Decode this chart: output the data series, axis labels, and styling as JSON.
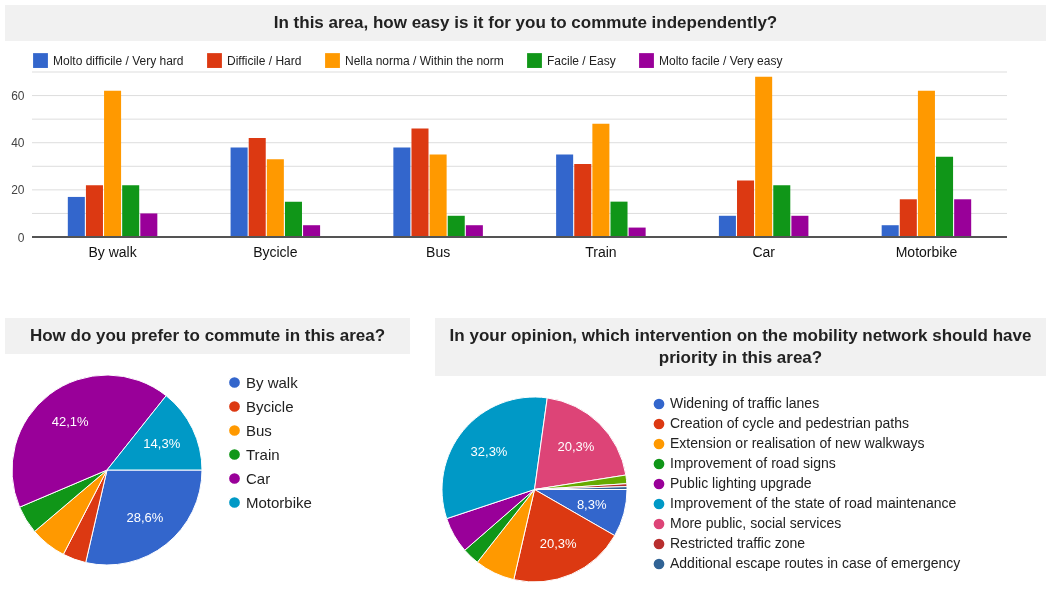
{
  "chart_data": [
    {
      "type": "bar",
      "title": "In this area, how easy is it for you to commute independently?",
      "categories": [
        "By walk",
        "Bycicle",
        "Bus",
        "Train",
        "Car",
        "Motorbike"
      ],
      "series": [
        {
          "name": "Molto difficile / Very hard",
          "color": "#3366cc",
          "values": [
            17,
            38,
            38,
            35,
            9,
            5
          ]
        },
        {
          "name": "Difficile / Hard",
          "color": "#dc3912",
          "values": [
            22,
            42,
            46,
            31,
            24,
            16
          ]
        },
        {
          "name": "Nella norma / Within the norm",
          "color": "#ff9900",
          "values": [
            62,
            33,
            35,
            48,
            68,
            62
          ]
        },
        {
          "name": "Facile / Easy",
          "color": "#109618",
          "values": [
            22,
            15,
            9,
            15,
            22,
            34
          ]
        },
        {
          "name": "Molto facile / Very easy",
          "color": "#990099",
          "values": [
            10,
            5,
            5,
            4,
            9,
            16
          ]
        }
      ],
      "ylim": [
        0,
        70
      ],
      "yticks": [
        0,
        {
          "value": 10,
          "label": null
        },
        20,
        {
          "value": 30,
          "label": null
        },
        40,
        {
          "value": 50,
          "label": null
        },
        60,
        {
          "value": 70,
          "label": null
        }
      ],
      "grid": true,
      "legend": "top left"
    },
    {
      "type": "pie",
      "title": "How do you prefer to commute in this area?",
      "categories": [
        "By walk",
        "Bycicle",
        "Bus",
        "Train",
        "Car",
        "Motorbike"
      ],
      "values": [
        28.6,
        4.0,
        6.2,
        4.8,
        42.1,
        14.3
      ],
      "colors": [
        "#3366cc",
        "#dc3912",
        "#ff9900",
        "#109618",
        "#990099",
        "#0099c6"
      ],
      "value_labels": [
        "28,6%",
        null,
        null,
        null,
        "42,1%",
        "14,3%"
      ],
      "legend": "right"
    },
    {
      "type": "pie",
      "title": "In your opinion, which intervention on the mobility network should have priority in this area?",
      "categories": [
        "Widening of traffic lanes",
        "Creation of cycle and pedestrian paths",
        "Extension or realisation of new walkways",
        "Improvement of road signs",
        "Public lighting upgrade",
        "Improvement of the state of road maintenance",
        "More public, social services",
        null,
        "Restricted traffic zone",
        "Additional escape routes in case of emergency"
      ],
      "values": [
        8.3,
        20.3,
        7.0,
        3.0,
        6.3,
        32.3,
        20.3,
        1.5,
        0.5,
        0.5
      ],
      "colors": [
        "#3366cc",
        "#dc3912",
        "#ff9900",
        "#109618",
        "#990099",
        "#0099c6",
        "#dd4477",
        "#66aa00",
        "#b82e2e",
        "#316395"
      ],
      "value_labels": [
        "8,3%",
        "20,3%",
        null,
        null,
        null,
        "32,3%",
        "20,3%",
        null,
        null,
        null
      ],
      "legend": "right"
    }
  ]
}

Instructions for the task: Using the entries above, return each line that includes the word "commute".

Finished answer:
      "title": "In this area, how easy is it for you to commute independently?",
      "title": "How do you prefer to commute in this area?",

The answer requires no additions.